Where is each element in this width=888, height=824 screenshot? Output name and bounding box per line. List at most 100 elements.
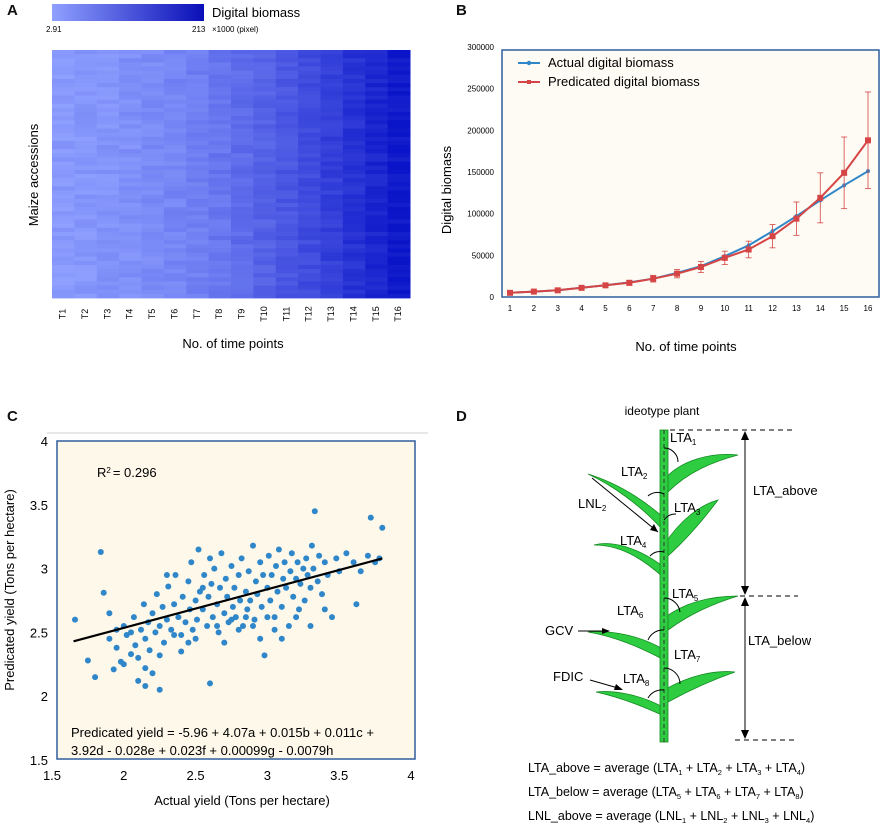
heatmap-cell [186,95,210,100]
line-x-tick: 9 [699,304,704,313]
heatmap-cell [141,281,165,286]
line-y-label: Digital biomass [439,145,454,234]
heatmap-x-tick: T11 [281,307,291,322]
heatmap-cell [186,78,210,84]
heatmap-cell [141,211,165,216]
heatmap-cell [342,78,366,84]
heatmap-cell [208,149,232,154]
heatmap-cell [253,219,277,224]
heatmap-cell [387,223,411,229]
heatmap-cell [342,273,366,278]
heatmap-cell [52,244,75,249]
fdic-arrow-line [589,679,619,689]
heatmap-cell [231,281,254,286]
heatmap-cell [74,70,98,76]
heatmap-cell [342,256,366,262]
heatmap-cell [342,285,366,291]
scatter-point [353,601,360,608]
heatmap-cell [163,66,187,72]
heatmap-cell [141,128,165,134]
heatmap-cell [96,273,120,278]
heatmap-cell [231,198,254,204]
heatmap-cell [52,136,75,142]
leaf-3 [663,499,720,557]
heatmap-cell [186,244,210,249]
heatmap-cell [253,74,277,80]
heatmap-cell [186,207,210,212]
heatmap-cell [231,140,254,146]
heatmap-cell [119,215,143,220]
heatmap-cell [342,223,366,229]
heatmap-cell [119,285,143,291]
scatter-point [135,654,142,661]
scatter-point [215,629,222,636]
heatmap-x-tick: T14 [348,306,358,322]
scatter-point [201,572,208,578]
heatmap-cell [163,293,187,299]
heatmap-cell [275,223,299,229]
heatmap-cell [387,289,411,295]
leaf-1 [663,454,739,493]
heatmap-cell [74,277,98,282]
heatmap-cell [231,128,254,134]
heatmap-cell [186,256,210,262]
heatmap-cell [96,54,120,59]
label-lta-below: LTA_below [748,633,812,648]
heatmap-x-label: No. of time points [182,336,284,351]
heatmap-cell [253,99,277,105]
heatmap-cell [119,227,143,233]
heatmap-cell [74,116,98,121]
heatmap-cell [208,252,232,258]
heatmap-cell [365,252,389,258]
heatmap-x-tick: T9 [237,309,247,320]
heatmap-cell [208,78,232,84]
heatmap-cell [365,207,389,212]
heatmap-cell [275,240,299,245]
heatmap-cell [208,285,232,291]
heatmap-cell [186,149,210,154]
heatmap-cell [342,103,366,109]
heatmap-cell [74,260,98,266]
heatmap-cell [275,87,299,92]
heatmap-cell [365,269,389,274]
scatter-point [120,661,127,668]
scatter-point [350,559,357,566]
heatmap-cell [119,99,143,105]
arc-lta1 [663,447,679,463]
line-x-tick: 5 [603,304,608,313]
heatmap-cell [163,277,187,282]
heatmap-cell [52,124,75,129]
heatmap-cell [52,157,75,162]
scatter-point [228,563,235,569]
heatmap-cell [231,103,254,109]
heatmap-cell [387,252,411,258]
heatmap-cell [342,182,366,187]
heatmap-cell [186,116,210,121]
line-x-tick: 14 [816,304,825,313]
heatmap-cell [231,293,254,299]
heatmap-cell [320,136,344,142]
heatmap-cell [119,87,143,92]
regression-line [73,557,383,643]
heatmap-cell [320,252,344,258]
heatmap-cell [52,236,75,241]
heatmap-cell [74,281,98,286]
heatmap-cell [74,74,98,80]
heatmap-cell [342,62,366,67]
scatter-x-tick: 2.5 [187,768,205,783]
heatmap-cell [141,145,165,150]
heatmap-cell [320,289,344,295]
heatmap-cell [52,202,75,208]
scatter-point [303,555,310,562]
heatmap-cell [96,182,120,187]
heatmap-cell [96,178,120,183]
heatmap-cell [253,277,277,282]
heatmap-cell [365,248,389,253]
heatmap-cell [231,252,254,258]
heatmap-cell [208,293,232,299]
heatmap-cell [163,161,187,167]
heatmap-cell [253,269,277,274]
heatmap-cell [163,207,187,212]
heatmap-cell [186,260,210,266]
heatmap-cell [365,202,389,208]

□ □ □ □ □

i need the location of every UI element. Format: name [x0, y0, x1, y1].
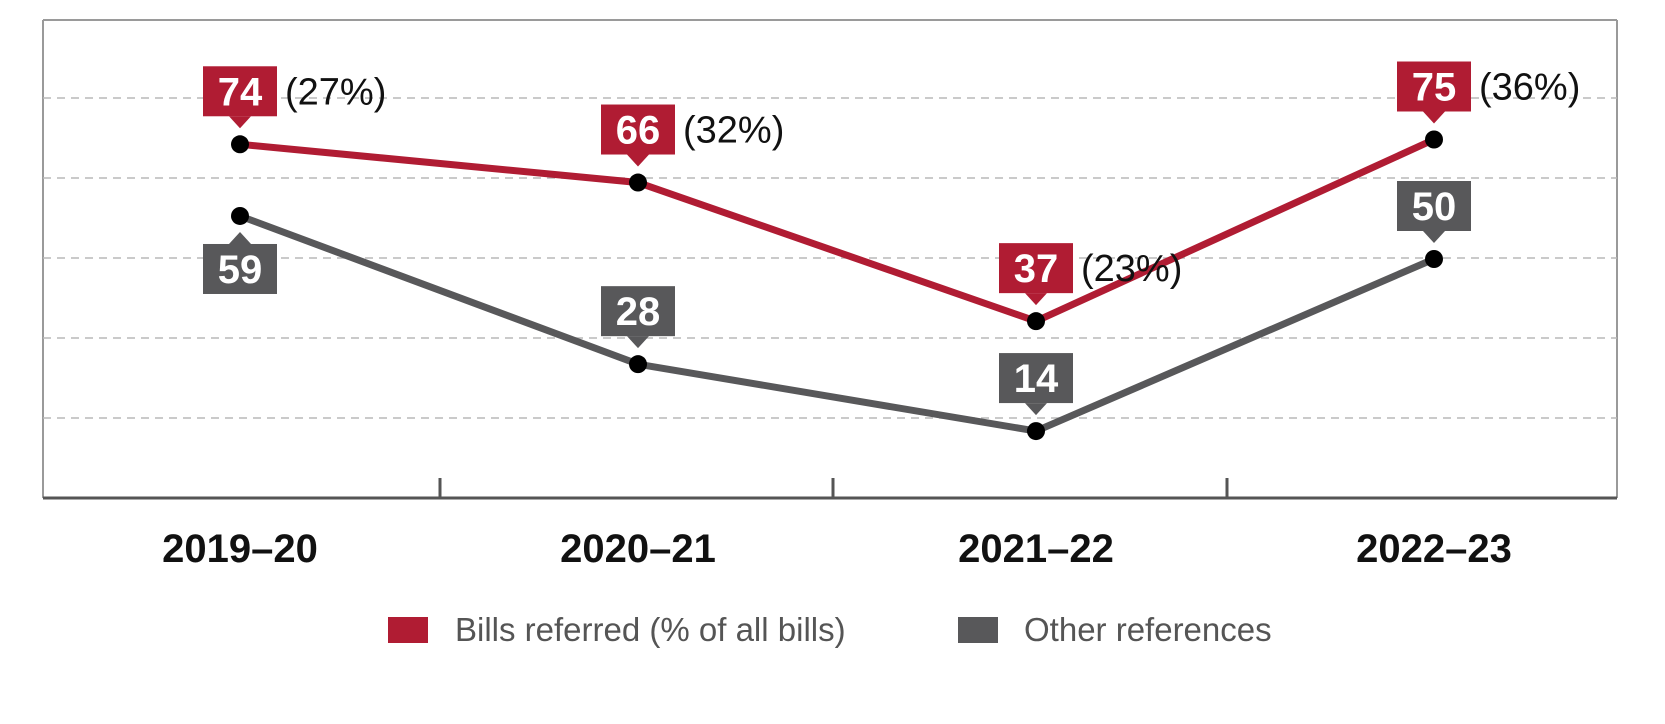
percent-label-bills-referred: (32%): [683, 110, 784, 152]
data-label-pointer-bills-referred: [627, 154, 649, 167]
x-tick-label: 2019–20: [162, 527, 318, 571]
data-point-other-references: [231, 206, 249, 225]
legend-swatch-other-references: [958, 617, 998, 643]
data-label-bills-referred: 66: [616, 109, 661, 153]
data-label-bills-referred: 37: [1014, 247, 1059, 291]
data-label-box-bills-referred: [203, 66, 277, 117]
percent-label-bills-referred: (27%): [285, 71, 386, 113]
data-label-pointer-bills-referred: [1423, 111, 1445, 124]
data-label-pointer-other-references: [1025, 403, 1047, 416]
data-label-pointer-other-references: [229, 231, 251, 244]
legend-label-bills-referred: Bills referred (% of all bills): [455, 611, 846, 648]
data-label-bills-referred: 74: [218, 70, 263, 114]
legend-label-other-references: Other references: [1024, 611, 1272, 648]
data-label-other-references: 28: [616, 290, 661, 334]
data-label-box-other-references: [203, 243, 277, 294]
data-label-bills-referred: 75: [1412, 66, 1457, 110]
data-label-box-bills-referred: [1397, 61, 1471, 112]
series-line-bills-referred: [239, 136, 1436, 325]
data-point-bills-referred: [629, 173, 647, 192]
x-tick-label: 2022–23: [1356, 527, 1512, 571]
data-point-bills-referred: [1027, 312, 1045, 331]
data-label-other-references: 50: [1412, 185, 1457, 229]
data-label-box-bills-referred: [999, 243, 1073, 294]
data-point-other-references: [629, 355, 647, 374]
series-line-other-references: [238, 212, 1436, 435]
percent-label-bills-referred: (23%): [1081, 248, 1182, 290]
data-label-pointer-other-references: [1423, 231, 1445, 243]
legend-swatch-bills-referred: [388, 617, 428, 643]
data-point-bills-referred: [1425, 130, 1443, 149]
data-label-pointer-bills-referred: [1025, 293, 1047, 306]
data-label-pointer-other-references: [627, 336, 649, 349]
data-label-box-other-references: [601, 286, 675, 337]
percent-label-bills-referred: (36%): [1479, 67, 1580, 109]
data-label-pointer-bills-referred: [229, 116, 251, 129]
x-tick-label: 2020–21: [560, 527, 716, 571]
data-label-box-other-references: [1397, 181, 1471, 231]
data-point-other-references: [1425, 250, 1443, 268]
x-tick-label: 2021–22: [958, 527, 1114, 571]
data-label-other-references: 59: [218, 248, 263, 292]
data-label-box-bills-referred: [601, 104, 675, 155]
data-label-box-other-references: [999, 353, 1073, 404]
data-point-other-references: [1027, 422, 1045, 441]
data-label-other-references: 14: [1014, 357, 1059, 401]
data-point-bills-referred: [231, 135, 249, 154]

□ □ □ □ □

SET PROBLEM
Pick out and copy every line of the material above that contains the string "tick". Case counts.

FINAL RESULT
line-x-tick: 9 [699,304,704,313]
heatmap-x-tick: T11 [281,307,291,322]
heatmap-x-tick: T14 [348,306,358,322]
heatmap-x-tick: T9 [237,309,247,320]
line-x-tick: 5 [603,304,608,313]
line-x-tick: 14 [816,304,825,313]
scatter-x-tick: 2.5 [187,768,205,783]
x-tick-label: 2019–20: [162, 527, 318, 571]
x-tick-label: 2022–23: [1356, 527, 1512, 571]
x-tick-label: 2020–21: [560, 527, 716, 571]
x-tick-label: 2021–22: [958, 527, 1114, 571]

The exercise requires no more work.